**EXERCISE BRIEF**
Pick out every line of the records below that contains the string "Measurements", and copy each such line in full.

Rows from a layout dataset
= = = = = = =

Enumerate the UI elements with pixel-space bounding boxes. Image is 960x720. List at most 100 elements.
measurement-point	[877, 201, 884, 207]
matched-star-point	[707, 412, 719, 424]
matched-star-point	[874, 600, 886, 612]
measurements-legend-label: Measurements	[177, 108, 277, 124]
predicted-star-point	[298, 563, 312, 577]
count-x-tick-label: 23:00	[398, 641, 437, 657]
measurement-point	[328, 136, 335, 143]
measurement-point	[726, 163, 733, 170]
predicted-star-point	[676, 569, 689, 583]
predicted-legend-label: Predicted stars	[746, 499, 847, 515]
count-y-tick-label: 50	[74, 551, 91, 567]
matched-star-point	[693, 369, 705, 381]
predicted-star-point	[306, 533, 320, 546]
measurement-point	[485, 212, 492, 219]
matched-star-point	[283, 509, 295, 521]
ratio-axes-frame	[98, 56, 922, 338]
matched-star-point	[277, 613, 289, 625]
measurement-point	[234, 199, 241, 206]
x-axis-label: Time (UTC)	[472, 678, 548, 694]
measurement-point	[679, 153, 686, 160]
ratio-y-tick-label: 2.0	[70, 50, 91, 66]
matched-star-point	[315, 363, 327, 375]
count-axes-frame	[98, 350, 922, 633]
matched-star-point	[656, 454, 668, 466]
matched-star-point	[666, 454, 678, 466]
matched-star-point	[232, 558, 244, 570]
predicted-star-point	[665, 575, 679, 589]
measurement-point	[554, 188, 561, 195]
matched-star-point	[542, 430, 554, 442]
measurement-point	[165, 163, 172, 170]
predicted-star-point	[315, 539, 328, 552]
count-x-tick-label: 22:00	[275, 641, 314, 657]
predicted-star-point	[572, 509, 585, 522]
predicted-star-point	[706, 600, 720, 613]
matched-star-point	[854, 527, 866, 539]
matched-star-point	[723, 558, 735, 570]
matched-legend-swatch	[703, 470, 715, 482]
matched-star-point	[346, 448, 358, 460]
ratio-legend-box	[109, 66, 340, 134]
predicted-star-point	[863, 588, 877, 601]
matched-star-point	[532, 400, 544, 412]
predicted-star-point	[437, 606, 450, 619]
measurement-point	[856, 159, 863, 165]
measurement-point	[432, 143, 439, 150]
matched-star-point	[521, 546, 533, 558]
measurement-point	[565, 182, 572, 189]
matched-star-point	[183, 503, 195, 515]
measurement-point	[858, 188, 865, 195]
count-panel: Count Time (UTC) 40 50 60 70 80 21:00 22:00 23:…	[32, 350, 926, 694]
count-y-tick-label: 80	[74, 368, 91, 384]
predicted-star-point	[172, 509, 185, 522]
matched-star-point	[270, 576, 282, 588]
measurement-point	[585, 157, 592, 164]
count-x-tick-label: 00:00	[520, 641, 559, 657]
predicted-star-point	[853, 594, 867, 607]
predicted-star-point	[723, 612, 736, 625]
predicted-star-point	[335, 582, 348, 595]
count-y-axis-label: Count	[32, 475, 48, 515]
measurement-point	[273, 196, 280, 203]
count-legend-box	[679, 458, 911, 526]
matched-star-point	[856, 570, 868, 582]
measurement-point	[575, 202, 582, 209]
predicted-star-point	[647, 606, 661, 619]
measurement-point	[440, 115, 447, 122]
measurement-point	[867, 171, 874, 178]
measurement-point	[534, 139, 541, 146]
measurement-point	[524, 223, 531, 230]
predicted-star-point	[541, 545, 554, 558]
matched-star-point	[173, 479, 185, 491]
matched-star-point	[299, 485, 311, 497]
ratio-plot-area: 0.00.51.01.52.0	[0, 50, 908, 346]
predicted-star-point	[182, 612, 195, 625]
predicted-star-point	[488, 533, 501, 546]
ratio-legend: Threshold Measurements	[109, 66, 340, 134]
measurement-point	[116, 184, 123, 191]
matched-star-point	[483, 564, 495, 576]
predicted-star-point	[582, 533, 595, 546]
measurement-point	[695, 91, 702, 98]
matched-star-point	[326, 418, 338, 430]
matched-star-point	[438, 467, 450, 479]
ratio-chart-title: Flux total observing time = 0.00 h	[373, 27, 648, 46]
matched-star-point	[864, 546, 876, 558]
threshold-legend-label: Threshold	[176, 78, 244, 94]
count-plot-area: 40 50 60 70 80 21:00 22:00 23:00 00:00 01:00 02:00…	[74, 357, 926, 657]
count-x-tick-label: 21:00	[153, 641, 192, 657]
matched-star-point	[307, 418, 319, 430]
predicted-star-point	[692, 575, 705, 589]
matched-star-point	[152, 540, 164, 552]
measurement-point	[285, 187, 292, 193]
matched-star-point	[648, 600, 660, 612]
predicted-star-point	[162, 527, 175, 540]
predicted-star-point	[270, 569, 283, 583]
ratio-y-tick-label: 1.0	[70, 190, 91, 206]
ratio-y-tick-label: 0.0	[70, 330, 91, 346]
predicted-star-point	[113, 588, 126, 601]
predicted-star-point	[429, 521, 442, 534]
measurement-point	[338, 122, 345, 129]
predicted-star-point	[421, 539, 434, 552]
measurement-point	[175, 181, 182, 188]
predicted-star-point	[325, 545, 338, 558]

= = = = = = =

**SOLUTION FOR THIS EXERCISE**
measurements-legend-label: Measurements	[177, 108, 277, 124]
ratio-legend: Threshold Measurements	[109, 66, 340, 134]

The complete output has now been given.